Objective
Extract the entries in their exact form.

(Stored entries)
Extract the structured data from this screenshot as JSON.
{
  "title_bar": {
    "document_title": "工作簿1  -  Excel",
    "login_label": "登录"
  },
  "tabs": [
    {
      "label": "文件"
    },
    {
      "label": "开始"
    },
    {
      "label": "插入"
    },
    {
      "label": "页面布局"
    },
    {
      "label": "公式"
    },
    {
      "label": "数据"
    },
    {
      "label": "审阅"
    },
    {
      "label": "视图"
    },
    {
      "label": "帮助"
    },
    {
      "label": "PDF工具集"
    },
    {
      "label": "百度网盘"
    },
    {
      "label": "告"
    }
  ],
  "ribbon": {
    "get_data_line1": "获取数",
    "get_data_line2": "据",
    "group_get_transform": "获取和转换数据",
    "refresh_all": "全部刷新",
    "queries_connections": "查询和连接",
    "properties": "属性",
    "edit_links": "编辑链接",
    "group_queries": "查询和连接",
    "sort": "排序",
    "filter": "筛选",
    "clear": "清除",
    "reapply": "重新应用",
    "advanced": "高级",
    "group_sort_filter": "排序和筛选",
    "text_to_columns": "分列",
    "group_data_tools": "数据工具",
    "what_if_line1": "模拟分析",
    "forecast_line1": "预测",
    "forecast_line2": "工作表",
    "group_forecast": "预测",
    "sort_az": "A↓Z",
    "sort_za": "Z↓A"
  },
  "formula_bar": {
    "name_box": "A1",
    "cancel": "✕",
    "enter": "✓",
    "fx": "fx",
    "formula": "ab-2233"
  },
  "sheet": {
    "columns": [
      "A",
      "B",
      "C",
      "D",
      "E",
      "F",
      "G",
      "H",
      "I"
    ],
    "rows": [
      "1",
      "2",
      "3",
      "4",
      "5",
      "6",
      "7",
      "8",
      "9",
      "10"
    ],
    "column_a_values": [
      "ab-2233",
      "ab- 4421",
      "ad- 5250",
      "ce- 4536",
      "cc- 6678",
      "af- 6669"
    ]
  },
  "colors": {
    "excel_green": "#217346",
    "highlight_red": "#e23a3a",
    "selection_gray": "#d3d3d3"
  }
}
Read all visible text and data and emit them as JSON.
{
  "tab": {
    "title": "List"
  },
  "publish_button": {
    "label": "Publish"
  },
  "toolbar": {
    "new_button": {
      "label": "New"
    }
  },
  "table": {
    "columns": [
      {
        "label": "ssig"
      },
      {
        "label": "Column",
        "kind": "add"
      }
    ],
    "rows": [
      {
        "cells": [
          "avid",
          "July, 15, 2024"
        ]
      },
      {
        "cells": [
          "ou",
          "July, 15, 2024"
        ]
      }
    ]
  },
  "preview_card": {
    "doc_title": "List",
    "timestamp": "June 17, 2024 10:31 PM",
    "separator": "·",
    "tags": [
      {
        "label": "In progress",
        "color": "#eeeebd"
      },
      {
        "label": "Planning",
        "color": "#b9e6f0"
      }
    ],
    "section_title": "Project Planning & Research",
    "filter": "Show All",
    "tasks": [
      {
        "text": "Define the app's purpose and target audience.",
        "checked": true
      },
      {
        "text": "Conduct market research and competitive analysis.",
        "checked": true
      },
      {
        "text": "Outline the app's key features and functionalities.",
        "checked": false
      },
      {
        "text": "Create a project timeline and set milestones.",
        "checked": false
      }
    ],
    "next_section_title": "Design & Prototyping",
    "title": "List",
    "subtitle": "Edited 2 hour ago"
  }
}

Final answer
Extract the structured data from this screenshot as JSON.
{
  "title_bar": {
    "document_title": "工作簿1  -  Excel",
    "login_label": "登录"
  },
  "tabs": [
    {
      "label": "文件"
    },
    {
      "label": "开始"
    },
    {
      "label": "插入"
    },
    {
      "label": "页面布局"
    },
    {
      "label": "公式"
    },
    {
      "label": "数据"
    },
    {
      "label": "审阅"
    },
    {
      "label": "视图"
    },
    {
      "label": "帮助"
    },
    {
      "label": "PDF工具集"
    },
    {
      "label": "百度网盘"
    },
    {
      "label": "告"
    }
  ],
  "ribbon": {
    "get_data_line1": "获取数",
    "get_data_line2": "据",
    "group_get_transform": "获取和转换数据",
    "refresh_all": "全部刷新",
    "queries_connections": "查询和连接",
    "properties": "属性",
    "edit_links": "编辑链接",
    "group_queries": "查询和连接",
    "sort": "排序",
    "filter": "筛选",
    "clear": "清除",
    "reapply": "重新应用",
    "advanced": "高级",
    "group_sort_filter": "排序和筛选",
    "text_to_columns": "分列",
    "group_data_tools": "数据工具",
    "what_if_line1": "模拟分析",
    "forecast_line1": "预测",
    "forecast_line2": "工作表",
    "group_forecast": "预测",
    "sort_az": "A↓Z",
    "sort_za": "Z↓A"
  },
  "formula_bar": {
    "name_box": "A1",
    "cancel": "✕",
    "enter": "✓",
    "fx": "fx",
    "formula": "ab-2233"
  },
  "sheet": {
    "columns": [
      "A",
      "B",
      "C",
      "D",
      "E",
      "F",
      "G",
      "H",
      "I"
    ],
    "rows": [
      "1",
      "2",
      "3",
      "4",
      "5",
      "6",
      "7",
      "8",
      "9",
      "10"
    ],
    "column_a_values": [
      "ab-2233",
      "ab- 4421",
      "ad- 5250",
      "ce- 4536",
      "cc- 6678",
      "af- 6669"
    ]
  },
  "colors": {
    "excel_green": "#217346",
    "highlight_red": "#e23a3a",
    "selection_gray": "#d3d3d3"
  }
}
Read all visible text and data and emit them as JSON.
{
  "tab": {
    "title": "List"
  },
  "publish_button": {
    "label": "Publish"
  },
  "toolbar": {
    "new_button": {
      "label": "New"
    }
  },
  "table": {
    "columns": [
      {
        "label": "ssig"
      },
      {
        "label": "Column",
        "kind": "add"
      }
    ],
    "rows": [
      {
        "cells": [
          "avid",
          "July, 15, 2024"
        ]
      },
      {
        "cells": [
          "ou",
          "July, 15, 2024"
        ]
      }
    ]
  },
  "preview_card": {
    "doc_title": "List",
    "timestamp": "June 17, 2024 10:31 PM",
    "separator": "·",
    "tags": [
      {
        "label": "In progress",
        "color": "#eeeebd"
      },
      {
        "label": "Planning",
        "color": "#b9e6f0"
      }
    ],
    "section_title": "Project Planning & Research",
    "filter": "Show All",
    "tasks": [
      {
        "text": "Define the app's purpose and target audience.",
        "checked": true
      },
      {
        "text": "Conduct market research and competitive analysis.",
        "checked": true
      },
      {
        "text": "Outline the app's key features and functionalities.",
        "checked": false
      },
      {
        "text": "Create a project timeline and set milestones.",
        "checked": false
      }
    ],
    "next_section_title": "Design & Prototyping",
    "title": "List",
    "subtitle": "Edited 2 hour ago"
  }
}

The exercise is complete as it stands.